Exercise brief →
Write out each line of the material again, word for word.

## Start Provided records

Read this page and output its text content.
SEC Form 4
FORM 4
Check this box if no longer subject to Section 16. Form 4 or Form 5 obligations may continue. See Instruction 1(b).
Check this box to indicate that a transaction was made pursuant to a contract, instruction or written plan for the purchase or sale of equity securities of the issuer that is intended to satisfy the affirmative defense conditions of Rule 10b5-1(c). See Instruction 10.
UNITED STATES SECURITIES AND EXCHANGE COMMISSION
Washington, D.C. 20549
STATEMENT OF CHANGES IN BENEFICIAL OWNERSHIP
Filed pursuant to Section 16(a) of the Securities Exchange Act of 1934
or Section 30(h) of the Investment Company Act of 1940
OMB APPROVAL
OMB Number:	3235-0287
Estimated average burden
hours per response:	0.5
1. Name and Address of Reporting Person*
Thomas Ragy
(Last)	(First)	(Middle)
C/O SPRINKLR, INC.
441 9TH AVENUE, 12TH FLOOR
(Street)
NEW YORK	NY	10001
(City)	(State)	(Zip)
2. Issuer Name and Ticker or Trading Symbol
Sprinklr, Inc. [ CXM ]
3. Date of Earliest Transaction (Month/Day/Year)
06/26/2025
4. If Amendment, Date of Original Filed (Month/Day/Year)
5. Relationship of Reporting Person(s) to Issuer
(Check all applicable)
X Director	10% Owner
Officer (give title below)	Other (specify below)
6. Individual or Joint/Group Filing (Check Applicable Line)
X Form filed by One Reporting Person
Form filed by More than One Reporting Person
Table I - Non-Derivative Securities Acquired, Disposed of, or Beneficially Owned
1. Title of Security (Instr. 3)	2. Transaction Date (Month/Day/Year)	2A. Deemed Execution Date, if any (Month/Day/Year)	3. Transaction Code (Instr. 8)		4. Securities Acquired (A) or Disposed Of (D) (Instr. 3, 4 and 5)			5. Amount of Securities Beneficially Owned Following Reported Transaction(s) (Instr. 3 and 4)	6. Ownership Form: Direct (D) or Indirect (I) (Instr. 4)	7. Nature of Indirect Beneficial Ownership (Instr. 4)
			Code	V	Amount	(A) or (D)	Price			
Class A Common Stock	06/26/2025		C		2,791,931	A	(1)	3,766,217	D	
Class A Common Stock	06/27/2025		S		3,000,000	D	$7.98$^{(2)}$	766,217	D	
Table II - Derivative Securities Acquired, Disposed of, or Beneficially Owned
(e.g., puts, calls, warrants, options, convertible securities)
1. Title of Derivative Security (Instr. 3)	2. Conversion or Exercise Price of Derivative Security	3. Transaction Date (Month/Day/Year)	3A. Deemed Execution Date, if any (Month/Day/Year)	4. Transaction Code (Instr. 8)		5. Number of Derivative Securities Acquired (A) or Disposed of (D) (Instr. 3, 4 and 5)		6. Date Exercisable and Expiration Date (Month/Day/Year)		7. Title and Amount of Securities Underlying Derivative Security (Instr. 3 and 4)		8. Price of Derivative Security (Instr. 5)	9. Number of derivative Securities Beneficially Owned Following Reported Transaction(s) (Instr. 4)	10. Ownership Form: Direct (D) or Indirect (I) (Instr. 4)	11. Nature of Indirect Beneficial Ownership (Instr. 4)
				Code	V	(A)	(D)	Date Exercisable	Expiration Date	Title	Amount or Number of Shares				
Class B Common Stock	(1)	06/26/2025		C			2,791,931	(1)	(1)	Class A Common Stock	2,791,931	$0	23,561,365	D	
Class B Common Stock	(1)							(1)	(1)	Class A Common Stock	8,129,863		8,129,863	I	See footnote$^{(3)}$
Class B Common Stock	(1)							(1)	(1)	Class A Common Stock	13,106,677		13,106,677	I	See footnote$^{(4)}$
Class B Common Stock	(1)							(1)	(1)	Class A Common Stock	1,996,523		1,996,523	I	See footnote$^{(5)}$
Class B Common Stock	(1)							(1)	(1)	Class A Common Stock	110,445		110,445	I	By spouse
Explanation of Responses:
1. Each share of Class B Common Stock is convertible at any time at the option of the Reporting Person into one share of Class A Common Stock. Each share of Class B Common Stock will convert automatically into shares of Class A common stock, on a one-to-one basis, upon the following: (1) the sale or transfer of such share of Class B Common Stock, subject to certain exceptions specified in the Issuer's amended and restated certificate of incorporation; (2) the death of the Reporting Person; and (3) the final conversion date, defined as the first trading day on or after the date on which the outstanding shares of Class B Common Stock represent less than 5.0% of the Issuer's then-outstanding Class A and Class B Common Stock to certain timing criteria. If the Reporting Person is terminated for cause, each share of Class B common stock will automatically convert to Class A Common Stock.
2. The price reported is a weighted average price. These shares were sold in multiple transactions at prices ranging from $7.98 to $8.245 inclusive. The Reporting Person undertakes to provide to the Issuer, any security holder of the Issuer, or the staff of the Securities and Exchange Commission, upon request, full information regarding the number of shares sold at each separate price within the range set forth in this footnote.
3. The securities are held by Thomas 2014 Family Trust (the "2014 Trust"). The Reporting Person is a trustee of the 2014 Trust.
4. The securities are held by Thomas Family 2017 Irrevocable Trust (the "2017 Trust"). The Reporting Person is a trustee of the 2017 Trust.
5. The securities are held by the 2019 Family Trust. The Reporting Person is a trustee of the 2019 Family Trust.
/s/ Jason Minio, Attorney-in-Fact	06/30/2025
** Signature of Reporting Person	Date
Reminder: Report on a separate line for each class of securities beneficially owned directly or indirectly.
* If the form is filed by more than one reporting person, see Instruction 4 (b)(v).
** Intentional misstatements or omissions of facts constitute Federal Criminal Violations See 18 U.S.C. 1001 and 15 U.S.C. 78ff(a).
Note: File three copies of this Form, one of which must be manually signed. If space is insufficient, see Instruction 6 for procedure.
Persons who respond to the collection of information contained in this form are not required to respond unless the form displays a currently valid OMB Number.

## End Provided records

Result of the exercise →
Read this page and output its text content.
SEC Form 4
FORM 4
Check this box if no longer subject to Section 16. Form 4 or Form 5 obligations may continue. See Instruction 1(b).
Check this box to indicate that a transaction was made pursuant to a contract, instruction or written plan for the purchase or sale of equity securities of the issuer that is intended to satisfy the affirmative defense conditions of Rule 10b5-1(c). See Instruction 10.
UNITED STATES SECURITIES AND EXCHANGE COMMISSION
Washington, D.C. 20549
STATEMENT OF CHANGES IN BENEFICIAL OWNERSHIP
Filed pursuant to Section 16(a) of the Securities Exchange Act of 1934
or Section 30(h) of the Investment Company Act of 1940
OMB APPROVAL
OMB Number:	3235-0287
Estimated average burden
hours per response:	0.5
1. Name and Address of Reporting Person*
Thomas Ragy
(Last)	(First)	(Middle)
C/O SPRINKLR, INC.
441 9TH AVENUE, 12TH FLOOR
(Street)
NEW YORK	NY	10001
(City)	(State)	(Zip)
2. Issuer Name and Ticker or Trading Symbol
Sprinklr, Inc. [ CXM ]
3. Date of Earliest Transaction (Month/Day/Year)
06/26/2025
4. If Amendment, Date of Original Filed (Month/Day/Year)
5. Relationship of Reporting Person(s) to Issuer
(Check all applicable)
X Director	10% Owner
Officer (give title below)	Other (specify below)
6. Individual or Joint/Group Filing (Check Applicable Line)
X Form filed by One Reporting Person
Form filed by More than One Reporting Person
Table I - Non-Derivative Securities Acquired, Disposed of, or Beneficially Owned
1. Title of Security (Instr. 3)	2. Transaction Date (Month/Day/Year)	2A. Deemed Execution Date, if any (Month/Day/Year)	3. Transaction Code (Instr. 8)		4. Securities Acquired (A) or Disposed Of (D) (Instr. 3, 4 and 5)			5. Amount of Securities Beneficially Owned Following Reported Transaction(s) (Instr. 3 and 4)	6. Ownership Form: Direct (D) or Indirect (I) (Instr. 4)	7. Nature of Indirect Beneficial Ownership (Instr. 4)
			Code	V	Amount	(A) or (D)	Price			
Class A Common Stock	06/26/2025		C		2,791,931	A	(1)	3,766,217	D	
Class A Common Stock	06/27/2025		S		3,000,000	D	$7.98$^{(2)}$	766,217	D	
Table II - Derivative Securities Acquired, Disposed of, or Beneficially Owned
(e.g., puts, calls, warrants, options, convertible securities)
1. Title of Derivative Security (Instr. 3)	2. Conversion or Exercise Price of Derivative Security	3. Transaction Date (Month/Day/Year)	3A. Deemed Execution Date, if any (Month/Day/Year)	4. Transaction Code (Instr. 8)		5. Number of Derivative Securities Acquired (A) or Disposed of (D) (Instr. 3, 4 and 5)		6. Date Exercisable and Expiration Date (Month/Day/Year)		7. Title and Amount of Securities Underlying Derivative Security (Instr. 3 and 4)		8. Price of Derivative Security (Instr. 5)	9. Number of derivative Securities Beneficially Owned Following Reported Transaction(s) (Instr. 4)	10. Ownership Form: Direct (D) or Indirect (I) (Instr. 4)	11. Nature of Indirect Beneficial Ownership (Instr. 4)
				Code	V	(A)	(D)	Date Exercisable	Expiration Date	Title	Amount or Number of Shares				
Class B Common Stock	(1)	06/26/2025		C			2,791,931	(1)	(1)	Class A Common Stock	2,791,931	$0	23,561,365	D	
Class B Common Stock	(1)							(1)	(1)	Class A Common Stock	8,129,863		8,129,863	I	See footnote$^{(3)}$
Class B Common Stock	(1)							(1)	(1)	Class A Common Stock	13,106,677		13,106,677	I	See footnote$^{(4)}$
Class B Common Stock	(1)							(1)	(1)	Class A Common Stock	1,996,523		1,996,523	I	See footnote$^{(5)}$
Class B Common Stock	(1)							(1)	(1)	Class A Common Stock	110,445		110,445	I	By spouse
Explanation of Responses:
1. Each share of Class B Common Stock is convertible at any time at the option of the Reporting Person into one share of Class A Common Stock. Each share of Class B Common Stock will convert automatically into shares of Class A common stock, on a one-to-one basis, upon the following: (1) the sale or transfer of such share of Class B Common Stock, subject to certain exceptions specified in the Issuer's amended and restated certificate of incorporation; (2) the death of the Reporting Person; and (3) the final conversion date, defined as the first trading day on or after the date on which the outstanding shares of Class B Common Stock represent less than 5.0% of the Issuer's then-outstanding Class A and Class B Common Stock to certain timing criteria. If the Reporting Person is terminated for cause, each share of Class B common stock will automatically convert to Class A Common Stock.
2. The price reported is a weighted average price. These shares were sold in multiple transactions at prices ranging from $7.98 to $8.245 inclusive. The Reporting Person undertakes to provide to the Issuer, any security holder of the Issuer, or the staff of the Securities and Exchange Commission, upon request, full information regarding the number of shares sold at each separate price within the range set forth in this footnote.
3. The securities are held by Thomas 2014 Family Trust (the "2014 Trust"). The Reporting Person is a trustee of the 2014 Trust.
4. The securities are held by Thomas Family 2017 Irrevocable Trust (the "2017 Trust"). The Reporting Person is a trustee of the 2017 Trust.
5. The securities are held by the 2019 Family Trust. The Reporting Person is a trustee of the 2019 Family Trust.
/s/ Jason Minio, Attorney-in-Fact	06/30/2025
** Signature of Reporting Person	Date
Reminder: Report on a separate line for each class of securities beneficially owned directly or indirectly.
* If the form is filed by more than one reporting person, see Instruction 4 (b)(v).
** Intentional misstatements or omissions of facts constitute Federal Criminal Violations See 18 U.S.C. 1001 and 15 U.S.C. 78ff(a).
Note: File three copies of this Form, one of which must be manually signed. If space is insufficient, see Instruction 6 for procedure.
Persons who respond to the collection of information contained in this form are not required to respond unless the form displays a currently valid OMB Number.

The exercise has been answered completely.